(Stored data entries)
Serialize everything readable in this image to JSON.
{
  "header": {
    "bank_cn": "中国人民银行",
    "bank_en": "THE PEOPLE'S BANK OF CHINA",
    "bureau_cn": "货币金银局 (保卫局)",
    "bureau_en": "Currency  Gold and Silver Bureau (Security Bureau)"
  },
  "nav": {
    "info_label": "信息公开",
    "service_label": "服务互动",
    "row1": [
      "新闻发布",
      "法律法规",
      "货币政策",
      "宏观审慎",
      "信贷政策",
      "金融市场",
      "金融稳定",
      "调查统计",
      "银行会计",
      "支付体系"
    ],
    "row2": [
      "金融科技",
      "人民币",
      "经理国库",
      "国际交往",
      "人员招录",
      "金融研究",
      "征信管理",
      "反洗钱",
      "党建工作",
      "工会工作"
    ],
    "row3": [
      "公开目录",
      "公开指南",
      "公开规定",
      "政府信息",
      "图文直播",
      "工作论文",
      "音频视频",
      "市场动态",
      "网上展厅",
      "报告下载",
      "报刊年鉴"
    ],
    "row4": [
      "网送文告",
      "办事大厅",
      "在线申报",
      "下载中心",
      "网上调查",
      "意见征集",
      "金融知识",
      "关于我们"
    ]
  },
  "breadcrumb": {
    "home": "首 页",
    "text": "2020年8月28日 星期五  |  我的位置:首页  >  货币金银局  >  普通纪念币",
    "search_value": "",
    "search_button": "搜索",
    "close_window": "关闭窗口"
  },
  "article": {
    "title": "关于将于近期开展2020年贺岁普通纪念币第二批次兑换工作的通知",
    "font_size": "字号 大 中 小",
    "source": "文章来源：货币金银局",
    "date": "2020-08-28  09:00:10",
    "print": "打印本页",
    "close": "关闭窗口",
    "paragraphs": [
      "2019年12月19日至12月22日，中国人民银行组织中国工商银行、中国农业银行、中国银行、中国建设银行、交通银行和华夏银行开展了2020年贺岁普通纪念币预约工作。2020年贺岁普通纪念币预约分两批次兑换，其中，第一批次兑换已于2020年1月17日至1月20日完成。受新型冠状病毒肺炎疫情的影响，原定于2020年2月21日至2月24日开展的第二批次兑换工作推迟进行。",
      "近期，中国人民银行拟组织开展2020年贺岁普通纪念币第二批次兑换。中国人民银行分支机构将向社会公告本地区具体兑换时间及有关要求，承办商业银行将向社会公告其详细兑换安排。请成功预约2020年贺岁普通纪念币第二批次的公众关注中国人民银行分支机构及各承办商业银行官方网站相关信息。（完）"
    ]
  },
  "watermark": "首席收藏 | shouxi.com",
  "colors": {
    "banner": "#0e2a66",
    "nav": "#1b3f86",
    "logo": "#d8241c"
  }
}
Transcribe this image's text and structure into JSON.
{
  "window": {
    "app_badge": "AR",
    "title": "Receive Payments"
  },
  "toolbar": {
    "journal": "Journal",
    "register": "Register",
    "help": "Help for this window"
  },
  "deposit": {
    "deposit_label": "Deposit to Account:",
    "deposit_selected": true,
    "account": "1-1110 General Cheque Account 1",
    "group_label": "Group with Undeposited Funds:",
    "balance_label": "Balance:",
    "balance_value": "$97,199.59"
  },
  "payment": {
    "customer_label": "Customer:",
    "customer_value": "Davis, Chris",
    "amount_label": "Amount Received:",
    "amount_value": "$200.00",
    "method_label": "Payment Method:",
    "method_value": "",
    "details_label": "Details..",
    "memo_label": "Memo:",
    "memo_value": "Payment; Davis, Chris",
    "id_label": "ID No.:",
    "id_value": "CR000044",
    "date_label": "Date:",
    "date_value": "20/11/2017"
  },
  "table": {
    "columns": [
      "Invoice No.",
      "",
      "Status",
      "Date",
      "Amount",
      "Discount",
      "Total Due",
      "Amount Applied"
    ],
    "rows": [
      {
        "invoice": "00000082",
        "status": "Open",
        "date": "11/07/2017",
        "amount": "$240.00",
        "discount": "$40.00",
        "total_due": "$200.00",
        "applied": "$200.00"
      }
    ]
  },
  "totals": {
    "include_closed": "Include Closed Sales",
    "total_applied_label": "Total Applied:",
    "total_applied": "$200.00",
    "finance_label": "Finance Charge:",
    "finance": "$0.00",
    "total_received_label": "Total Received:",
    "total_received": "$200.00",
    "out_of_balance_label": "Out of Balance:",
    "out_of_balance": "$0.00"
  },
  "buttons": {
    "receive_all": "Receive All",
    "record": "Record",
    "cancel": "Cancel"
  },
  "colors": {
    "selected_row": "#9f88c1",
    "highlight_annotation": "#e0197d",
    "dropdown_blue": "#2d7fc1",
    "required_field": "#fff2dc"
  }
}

(What this task involves)
Please reproduce each record precisely as written.

(Solution for this exercise)
Serialize everything readable in this image to JSON.
{
  "header": {
    "bank_cn": "中国人民银行",
    "bank_en": "THE PEOPLE'S BANK OF CHINA",
    "bureau_cn": "货币金银局 (保卫局)",
    "bureau_en": "Currency  Gold and Silver Bureau (Security Bureau)"
  },
  "nav": {
    "info_label": "信息公开",
    "service_label": "服务互动",
    "row1": [
      "新闻发布",
      "法律法规",
      "货币政策",
      "宏观审慎",
      "信贷政策",
      "金融市场",
      "金融稳定",
      "调查统计",
      "银行会计",
      "支付体系"
    ],
    "row2": [
      "金融科技",
      "人民币",
      "经理国库",
      "国际交往",
      "人员招录",
      "金融研究",
      "征信管理",
      "反洗钱",
      "党建工作",
      "工会工作"
    ],
    "row3": [
      "公开目录",
      "公开指南",
      "公开规定",
      "政府信息",
      "图文直播",
      "工作论文",
      "音频视频",
      "市场动态",
      "网上展厅",
      "报告下载",
      "报刊年鉴"
    ],
    "row4": [
      "网送文告",
      "办事大厅",
      "在线申报",
      "下载中心",
      "网上调查",
      "意见征集",
      "金融知识",
      "关于我们"
    ]
  },
  "breadcrumb": {
    "home": "首 页",
    "text": "2020年8月28日 星期五  |  我的位置:首页  >  货币金银局  >  普通纪念币",
    "search_value": "",
    "search_button": "搜索",
    "close_window": "关闭窗口"
  },
  "article": {
    "title": "关于将于近期开展2020年贺岁普通纪念币第二批次兑换工作的通知",
    "font_size": "字号 大 中 小",
    "source": "文章来源：货币金银局",
    "date": "2020-08-28  09:00:10",
    "print": "打印本页",
    "close": "关闭窗口",
    "paragraphs": [
      "2019年12月19日至12月22日，中国人民银行组织中国工商银行、中国农业银行、中国银行、中国建设银行、交通银行和华夏银行开展了2020年贺岁普通纪念币预约工作。2020年贺岁普通纪念币预约分两批次兑换，其中，第一批次兑换已于2020年1月17日至1月20日完成。受新型冠状病毒肺炎疫情的影响，原定于2020年2月21日至2月24日开展的第二批次兑换工作推迟进行。",
      "近期，中国人民银行拟组织开展2020年贺岁普通纪念币第二批次兑换。中国人民银行分支机构将向社会公告本地区具体兑换时间及有关要求，承办商业银行将向社会公告其详细兑换安排。请成功预约2020年贺岁普通纪念币第二批次的公众关注中国人民银行分支机构及各承办商业银行官方网站相关信息。（完）"
    ]
  },
  "watermark": "首席收藏 | shouxi.com",
  "colors": {
    "banner": "#0e2a66",
    "nav": "#1b3f86",
    "logo": "#d8241c"
  }
}
Transcribe this image's text and structure into JSON.
{
  "window": {
    "app_badge": "AR",
    "title": "Receive Payments"
  },
  "toolbar": {
    "journal": "Journal",
    "register": "Register",
    "help": "Help for this window"
  },
  "deposit": {
    "deposit_label": "Deposit to Account:",
    "deposit_selected": true,
    "account": "1-1110 General Cheque Account 1",
    "group_label": "Group with Undeposited Funds:",
    "balance_label": "Balance:",
    "balance_value": "$97,199.59"
  },
  "payment": {
    "customer_label": "Customer:",
    "customer_value": "Davis, Chris",
    "amount_label": "Amount Received:",
    "amount_value": "$200.00",
    "method_label": "Payment Method:",
    "method_value": "",
    "details_label": "Details..",
    "memo_label": "Memo:",
    "memo_value": "Payment; Davis, Chris",
    "id_label": "ID No.:",
    "id_value": "CR000044",
    "date_label": "Date:",
    "date_value": "20/11/2017"
  },
  "table": {
    "columns": [
      "Invoice No.",
      "",
      "Status",
      "Date",
      "Amount",
      "Discount",
      "Total Due",
      "Amount Applied"
    ],
    "rows": [
      {
        "invoice": "00000082",
        "status": "Open",
        "date": "11/07/2017",
        "amount": "$240.00",
        "discount": "$40.00",
        "total_due": "$200.00",
        "applied": "$200.00"
      }
    ]
  },
  "totals": {
    "include_closed": "Include Closed Sales",
    "total_applied_label": "Total Applied:",
    "total_applied": "$200.00",
    "finance_label": "Finance Charge:",
    "finance": "$0.00",
    "total_received_label": "Total Received:",
    "total_received": "$200.00",
    "out_of_balance_label": "Out of Balance:",
    "out_of_balance": "$0.00"
  },
  "buttons": {
    "receive_all": "Receive All",
    "record": "Record",
    "cancel": "Cancel"
  },
  "colors": {
    "selected_row": "#9f88c1",
    "highlight_annotation": "#e0197d",
    "dropdown_blue": "#2d7fc1",
    "required_field": "#fff2dc"
  }
}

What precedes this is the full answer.